#### Exercise brief
Omit the pictures from the entries below and retype everything else exactly.

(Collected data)
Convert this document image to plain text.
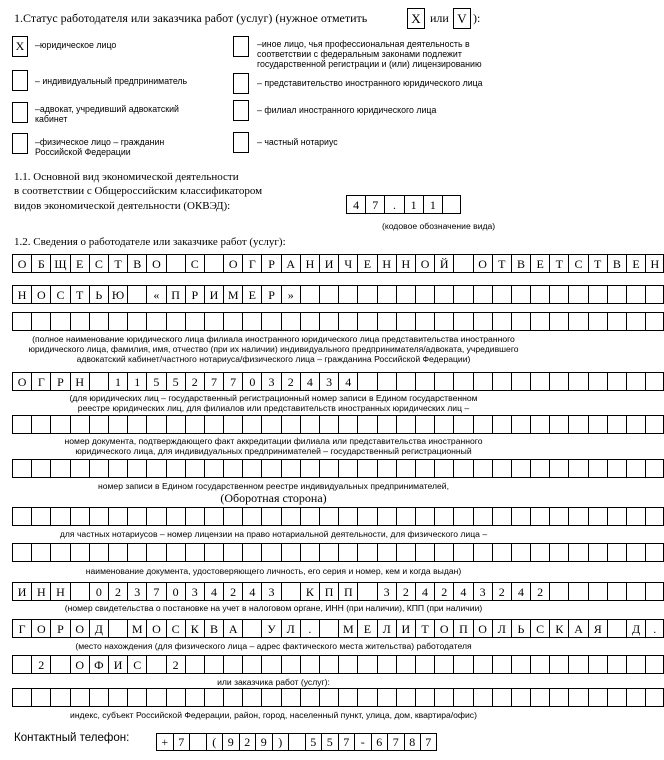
1.Статус работодателя или заказчика работ (услуг) (нужное отметить	X или V ):
X	–юридическое лицо
– индивидуальный предприниматель
–адвокат, учредивший адвокатский кабинет
–физическое лицо – гражданин Российской Федерации
–иное лицо, чья профессиональная деятельность в соответствии с федеральным законами подлежит государственной регистрации и (или) лицензированию
– представительство иностранного юридического лица
– филиал иностранного юридического лица
– частный нотариус
1.1. Основной вид экономической деятельности
в соответствии с Общероссийским классификатором
видов экономической деятельности (ОКВЭД):	4	7	.	1	1
(кодовое обозначение вида)
1.2. Сведения о работодателе или заказчике работ (услуг):
О Б Щ Е С Т В О	С	О Г	Р А Н И Ч Е Н Н О Й	О Т В Е Т С Т В Е Н
Н О С Т	Ь Ю	« П Р И М Е	Р	»
(полное наименование юридического лица филиала иностранного юридического лица представительства иностранного юридического лица, фамилия, имя, отчество (при их наличии) индивидуального предпринимателя/адвоката, учредившего адвокатский кабинет/частного нотариуса/физического лица – гражданина Российской Федерации)
О Г	Р Н	1	1	5	5	2	7	7	0	3	2	4	3	4
(для юридических лиц – государственный регистрационный номер записи в Едином государственном
реестре юридических лиц, для филиалов или представительств иностранных юридических лиц –
номер документа, подтверждающего факт аккредитации филиала или представительства иностранного
юридического лица, для индивидуальных предпринимателей – государственный регистрационный
номер записи в Едином государственном реестре индивидуальных предпринимателей,
(Оборотная сторона)
для частных нотариусов – номер лицензии на право нотариальной деятельности, для физического лица –
наименование документа, удостоверяющего личность, его серия и номер, кем и когда выдан)
И Н Н	0	2	3	7	0	3	4	2	4	3	К П П	3	2	4	2	4	3	2	4	2
(номер свидетельства о постановке на учет в налоговом органе, ИНН (при наличии), КПП (при наличии)
Г О Р О Д	М О С К В А	У Л	.	М Е Л И Т О П О Л Ь С К А Я	Д	.
(место нахождения (для физического лица – адрес фактического места жительства) работодателя
2	О Ф И С	2
или заказчика работ (услуг):
индекс, субъект Российской Федерации, район, город, населенный пункт, улица, дом, квартира/офис)
Контактный телефон:	+ 7	( 9 2 9 )	5 5 7 - 6 7 8 7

#### The reply
Convert this document image to plain text.
1.Статус работодателя или заказчика работ (услуг) (нужное отметить	X или V ):
X	–юридическое лицо
– индивидуальный предприниматель
–адвокат, учредивший адвокатский кабинет
–физическое лицо – гражданин Российской Федерации
–иное лицо, чья профессиональная деятельность в соответствии с федеральным законами подлежит государственной регистрации и (или) лицензированию
– представительство иностранного юридического лица
– филиал иностранного юридического лица
– частный нотариус
1.1. Основной вид экономической деятельности
в соответствии с Общероссийским классификатором
видов экономической деятельности (ОКВЭД):	4	7	.	1	1
(кодовое обозначение вида)
1.2. Сведения о работодателе или заказчике работ (услуг):
О Б Щ Е С Т В О	С	О Г	Р А Н И Ч Е Н Н О Й	О Т В Е Т С Т В Е Н
Н О С Т	Ь Ю	« П Р И М Е	Р	»
(полное наименование юридического лица филиала иностранного юридического лица представительства иностранного юридического лица, фамилия, имя, отчество (при их наличии) индивидуального предпринимателя/адвоката, учредившего адвокатский кабинет/частного нотариуса/физического лица – гражданина Российской Федерации)
О Г	Р Н	1	1	5	5	2	7	7	0	3	2	4	3	4
(для юридических лиц – государственный регистрационный номер записи в Едином государственном
реестре юридических лиц, для филиалов или представительств иностранных юридических лиц –
номер документа, подтверждающего факт аккредитации филиала или представительства иностранного
юридического лица, для индивидуальных предпринимателей – государственный регистрационный
номер записи в Едином государственном реестре индивидуальных предпринимателей,
(Оборотная сторона)
для частных нотариусов – номер лицензии на право нотариальной деятельности, для физического лица –
наименование документа, удостоверяющего личность, его серия и номер, кем и когда выдан)
И Н Н	0	2	3	7	0	3	4	2	4	3	К П П	3	2	4	2	4	3	2	4	2
(номер свидетельства о постановке на учет в налоговом органе, ИНН (при наличии), КПП (при наличии)
Г О Р О Д	М О С К В А	У Л	.	М Е Л И Т О П О Л Ь С К А Я	Д	.
(место нахождения (для физического лица – адрес фактического места жительства) работодателя
2	О Ф И С	2
или заказчика работ (услуг):
индекс, субъект Российской Федерации, район, город, населенный пункт, улица, дом, квартира/офис)
Контактный телефон:	+ 7	( 9 2 9 )	5 5 7 - 6 7 8 7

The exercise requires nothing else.